What to produce: Retype all of the listing exactly, passing over any picture you find.

Data in this exercise:
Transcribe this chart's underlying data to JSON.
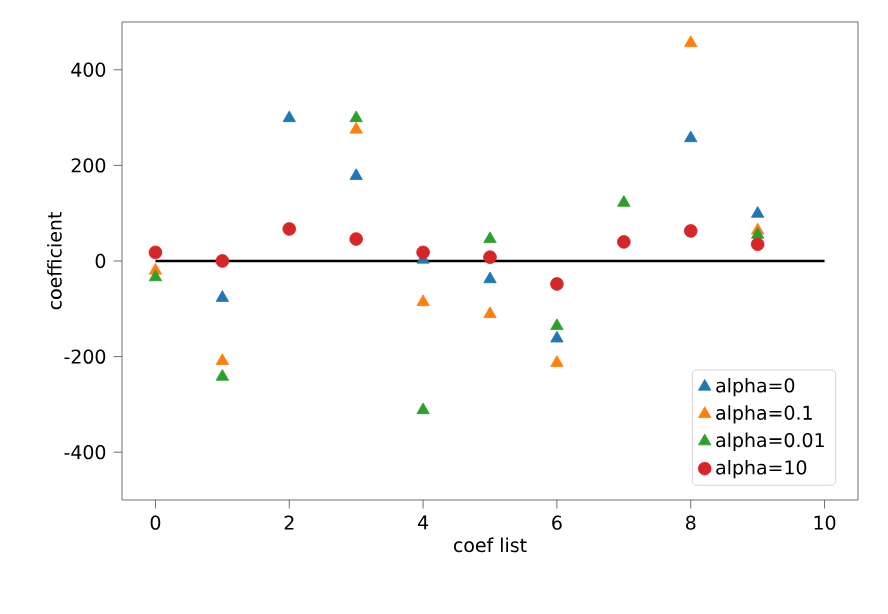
{
  "chart_data": {
    "type": "scatter",
    "xlabel": "coef list",
    "ylabel": "coefficient",
    "xlim": [
      -0.5,
      10.5
    ],
    "ylim": [
      -500,
      500
    ],
    "xticks": [
      0,
      2,
      4,
      6,
      8,
      10
    ],
    "yticks": [
      -400,
      -200,
      0,
      200,
      400
    ],
    "x": [
      0,
      1,
      2,
      3,
      4,
      5,
      6,
      7,
      8,
      9
    ],
    "legend": "bottom right",
    "grid": false,
    "series": [
      {
        "name": "alpha=0",
        "color": "#1f77b4",
        "marker": "triangle",
        "values": [
          null,
          -77,
          299,
          178,
          3,
          -38,
          -162,
          null,
          257,
          99
        ]
      },
      {
        "name": "alpha=0.1",
        "color": "#ff7f0e",
        "marker": "triangle",
        "values": [
          -20,
          -209,
          null,
          275,
          -86,
          -111,
          -213,
          null,
          456,
          64
        ]
      },
      {
        "name": "alpha=0.01",
        "color": "#2ca02c",
        "marker": "triangle",
        "values": [
          -34,
          -242,
          null,
          299,
          -312,
          46,
          -136,
          122,
          null,
          55
        ]
      },
      {
        "name": "alpha=10",
        "color": "#d62728",
        "marker": "circle",
        "values": [
          18,
          0,
          67,
          46,
          18,
          8,
          -48,
          40,
          63,
          35
        ]
      },
      {
        "type": "line",
        "color": "#000000",
        "marker": "none",
        "x": [
          0,
          10
        ],
        "values": [
          0,
          0
        ]
      }
    ]
  }
}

Written solution:
Transcribe this chart's underlying data to JSON.
{
  "chart_data": {
    "type": "scatter",
    "xlabel": "coef list",
    "ylabel": "coefficient",
    "xlim": [
      -0.5,
      10.5
    ],
    "ylim": [
      -500,
      500
    ],
    "xticks": [
      0,
      2,
      4,
      6,
      8,
      10
    ],
    "yticks": [
      -400,
      -200,
      0,
      200,
      400
    ],
    "x": [
      0,
      1,
      2,
      3,
      4,
      5,
      6,
      7,
      8,
      9
    ],
    "legend": "bottom right",
    "grid": false,
    "series": [
      {
        "name": "alpha=0",
        "color": "#1f77b4",
        "marker": "triangle",
        "values": [
          null,
          -77,
          299,
          178,
          3,
          -38,
          -162,
          null,
          257,
          99
        ]
      },
      {
        "name": "alpha=0.1",
        "color": "#ff7f0e",
        "marker": "triangle",
        "values": [
          -20,
          -209,
          null,
          275,
          -86,
          -111,
          -213,
          null,
          456,
          64
        ]
      },
      {
        "name": "alpha=0.01",
        "color": "#2ca02c",
        "marker": "triangle",
        "values": [
          -34,
          -242,
          null,
          299,
          -312,
          46,
          -136,
          122,
          null,
          55
        ]
      },
      {
        "name": "alpha=10",
        "color": "#d62728",
        "marker": "circle",
        "values": [
          18,
          0,
          67,
          46,
          18,
          8,
          -48,
          40,
          63,
          35
        ]
      },
      {
        "type": "line",
        "color": "#000000",
        "marker": "none",
        "x": [
          0,
          10
        ],
        "values": [
          0,
          0
        ]
      }
    ]
  }
}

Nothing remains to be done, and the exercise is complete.